■ **DATASET RECORDS**:
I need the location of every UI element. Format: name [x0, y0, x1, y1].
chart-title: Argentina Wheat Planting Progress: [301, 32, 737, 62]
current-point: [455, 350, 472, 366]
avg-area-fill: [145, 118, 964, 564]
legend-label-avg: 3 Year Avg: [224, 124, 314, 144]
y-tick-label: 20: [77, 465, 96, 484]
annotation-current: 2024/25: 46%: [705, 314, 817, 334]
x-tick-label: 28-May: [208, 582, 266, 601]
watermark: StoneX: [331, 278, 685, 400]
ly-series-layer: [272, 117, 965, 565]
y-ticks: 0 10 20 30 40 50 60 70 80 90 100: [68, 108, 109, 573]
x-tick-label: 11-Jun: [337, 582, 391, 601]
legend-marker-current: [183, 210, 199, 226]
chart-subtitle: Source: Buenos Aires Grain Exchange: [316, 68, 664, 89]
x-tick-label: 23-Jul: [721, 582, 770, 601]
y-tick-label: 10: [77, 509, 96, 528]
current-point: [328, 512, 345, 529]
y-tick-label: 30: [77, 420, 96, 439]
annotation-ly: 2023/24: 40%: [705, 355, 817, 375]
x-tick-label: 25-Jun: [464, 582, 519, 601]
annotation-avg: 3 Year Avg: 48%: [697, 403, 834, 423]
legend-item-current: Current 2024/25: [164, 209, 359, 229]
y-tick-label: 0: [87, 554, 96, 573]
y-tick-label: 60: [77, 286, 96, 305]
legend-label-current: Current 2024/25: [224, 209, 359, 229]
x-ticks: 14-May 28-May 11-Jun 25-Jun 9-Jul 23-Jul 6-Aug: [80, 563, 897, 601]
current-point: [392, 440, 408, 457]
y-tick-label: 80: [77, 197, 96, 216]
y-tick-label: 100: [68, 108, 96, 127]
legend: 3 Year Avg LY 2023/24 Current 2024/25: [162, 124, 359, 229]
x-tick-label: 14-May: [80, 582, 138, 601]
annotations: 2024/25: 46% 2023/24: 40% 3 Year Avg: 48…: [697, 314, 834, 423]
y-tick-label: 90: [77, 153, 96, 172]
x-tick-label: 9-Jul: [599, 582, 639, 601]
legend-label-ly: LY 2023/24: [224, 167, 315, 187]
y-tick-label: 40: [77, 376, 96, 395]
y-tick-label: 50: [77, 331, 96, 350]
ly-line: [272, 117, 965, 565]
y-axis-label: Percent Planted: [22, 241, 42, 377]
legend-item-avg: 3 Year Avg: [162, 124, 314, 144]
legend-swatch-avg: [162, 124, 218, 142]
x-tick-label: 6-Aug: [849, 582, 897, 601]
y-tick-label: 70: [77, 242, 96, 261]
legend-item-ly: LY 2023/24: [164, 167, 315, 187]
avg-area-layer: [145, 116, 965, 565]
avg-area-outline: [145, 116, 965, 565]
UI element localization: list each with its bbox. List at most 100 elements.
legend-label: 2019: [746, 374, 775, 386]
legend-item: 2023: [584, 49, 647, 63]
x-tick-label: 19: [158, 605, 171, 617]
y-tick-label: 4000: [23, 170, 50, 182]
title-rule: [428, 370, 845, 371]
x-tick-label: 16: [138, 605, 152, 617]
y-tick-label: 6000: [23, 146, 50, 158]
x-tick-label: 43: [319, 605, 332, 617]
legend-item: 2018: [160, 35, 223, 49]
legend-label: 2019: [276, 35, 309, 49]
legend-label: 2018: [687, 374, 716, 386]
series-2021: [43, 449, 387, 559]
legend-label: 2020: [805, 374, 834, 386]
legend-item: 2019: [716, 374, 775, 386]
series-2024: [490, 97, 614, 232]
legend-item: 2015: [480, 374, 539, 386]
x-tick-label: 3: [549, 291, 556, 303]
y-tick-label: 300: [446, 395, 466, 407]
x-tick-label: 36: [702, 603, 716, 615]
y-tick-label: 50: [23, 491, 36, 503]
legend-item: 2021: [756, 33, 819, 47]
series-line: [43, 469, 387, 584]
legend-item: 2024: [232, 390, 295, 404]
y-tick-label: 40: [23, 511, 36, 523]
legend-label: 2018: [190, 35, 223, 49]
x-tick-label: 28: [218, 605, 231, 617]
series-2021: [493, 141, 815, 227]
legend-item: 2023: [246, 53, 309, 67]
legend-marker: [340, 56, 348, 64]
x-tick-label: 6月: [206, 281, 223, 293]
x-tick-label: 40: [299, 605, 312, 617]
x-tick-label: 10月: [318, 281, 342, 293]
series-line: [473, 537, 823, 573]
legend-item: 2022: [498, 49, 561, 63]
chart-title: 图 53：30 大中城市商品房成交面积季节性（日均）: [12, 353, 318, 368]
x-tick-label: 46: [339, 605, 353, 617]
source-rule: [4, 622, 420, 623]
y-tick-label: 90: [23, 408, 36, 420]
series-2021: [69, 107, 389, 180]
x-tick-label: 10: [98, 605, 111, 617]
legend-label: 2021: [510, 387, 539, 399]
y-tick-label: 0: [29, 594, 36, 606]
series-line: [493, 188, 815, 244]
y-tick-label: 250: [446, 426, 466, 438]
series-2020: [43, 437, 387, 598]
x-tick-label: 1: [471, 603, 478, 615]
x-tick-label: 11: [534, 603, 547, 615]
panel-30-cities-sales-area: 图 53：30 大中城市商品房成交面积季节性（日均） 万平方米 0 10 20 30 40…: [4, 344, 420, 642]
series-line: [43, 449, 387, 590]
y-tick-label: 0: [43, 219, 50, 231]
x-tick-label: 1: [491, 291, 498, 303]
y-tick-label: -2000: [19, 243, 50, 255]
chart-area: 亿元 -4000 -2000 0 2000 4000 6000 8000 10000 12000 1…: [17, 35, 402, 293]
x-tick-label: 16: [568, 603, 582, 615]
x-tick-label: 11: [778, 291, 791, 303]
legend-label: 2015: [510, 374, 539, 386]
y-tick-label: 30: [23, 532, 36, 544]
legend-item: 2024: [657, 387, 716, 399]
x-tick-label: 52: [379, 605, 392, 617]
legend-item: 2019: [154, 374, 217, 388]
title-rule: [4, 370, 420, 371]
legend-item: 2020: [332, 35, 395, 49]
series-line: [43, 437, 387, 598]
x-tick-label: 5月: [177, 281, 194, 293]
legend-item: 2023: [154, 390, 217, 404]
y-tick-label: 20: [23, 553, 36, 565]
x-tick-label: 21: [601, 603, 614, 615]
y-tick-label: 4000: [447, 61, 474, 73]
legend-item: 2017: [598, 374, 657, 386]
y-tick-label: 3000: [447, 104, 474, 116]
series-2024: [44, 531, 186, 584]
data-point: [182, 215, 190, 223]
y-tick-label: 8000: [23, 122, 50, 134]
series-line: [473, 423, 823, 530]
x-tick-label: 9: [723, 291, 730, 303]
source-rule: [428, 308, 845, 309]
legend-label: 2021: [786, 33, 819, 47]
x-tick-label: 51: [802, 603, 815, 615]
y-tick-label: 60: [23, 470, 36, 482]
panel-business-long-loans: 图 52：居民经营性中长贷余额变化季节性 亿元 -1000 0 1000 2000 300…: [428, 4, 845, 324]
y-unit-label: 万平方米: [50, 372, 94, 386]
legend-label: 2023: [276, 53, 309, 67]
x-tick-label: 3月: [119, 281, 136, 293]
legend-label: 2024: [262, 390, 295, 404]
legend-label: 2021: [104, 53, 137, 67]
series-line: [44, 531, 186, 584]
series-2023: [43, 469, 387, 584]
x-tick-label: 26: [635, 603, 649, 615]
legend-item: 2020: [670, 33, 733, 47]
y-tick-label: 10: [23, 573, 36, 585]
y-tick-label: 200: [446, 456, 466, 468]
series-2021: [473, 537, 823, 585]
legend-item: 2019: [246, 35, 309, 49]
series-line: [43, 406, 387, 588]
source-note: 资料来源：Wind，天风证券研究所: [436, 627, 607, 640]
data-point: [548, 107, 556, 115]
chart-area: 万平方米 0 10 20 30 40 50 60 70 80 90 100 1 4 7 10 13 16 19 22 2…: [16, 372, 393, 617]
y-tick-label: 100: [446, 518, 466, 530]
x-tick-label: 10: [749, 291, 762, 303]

■ **WORK TO BE COMPLETED**: Write out everything from the start of the records down to the line containing "annotation-current: 2024/25: 46%: [705, 314, 817, 334]", including that line, with every line unchanged.

■ **TASK RESPONSE**:
I need the location of every UI element. Format: name [x0, y0, x1, y1].
chart-title: Argentina Wheat Planting Progress: [301, 32, 737, 62]
current-point: [455, 350, 472, 366]
avg-area-fill: [145, 118, 964, 564]
legend-label-avg: 3 Year Avg: [224, 124, 314, 144]
y-tick-label: 20: [77, 465, 96, 484]
annotation-current: 2024/25: 46%: [705, 314, 817, 334]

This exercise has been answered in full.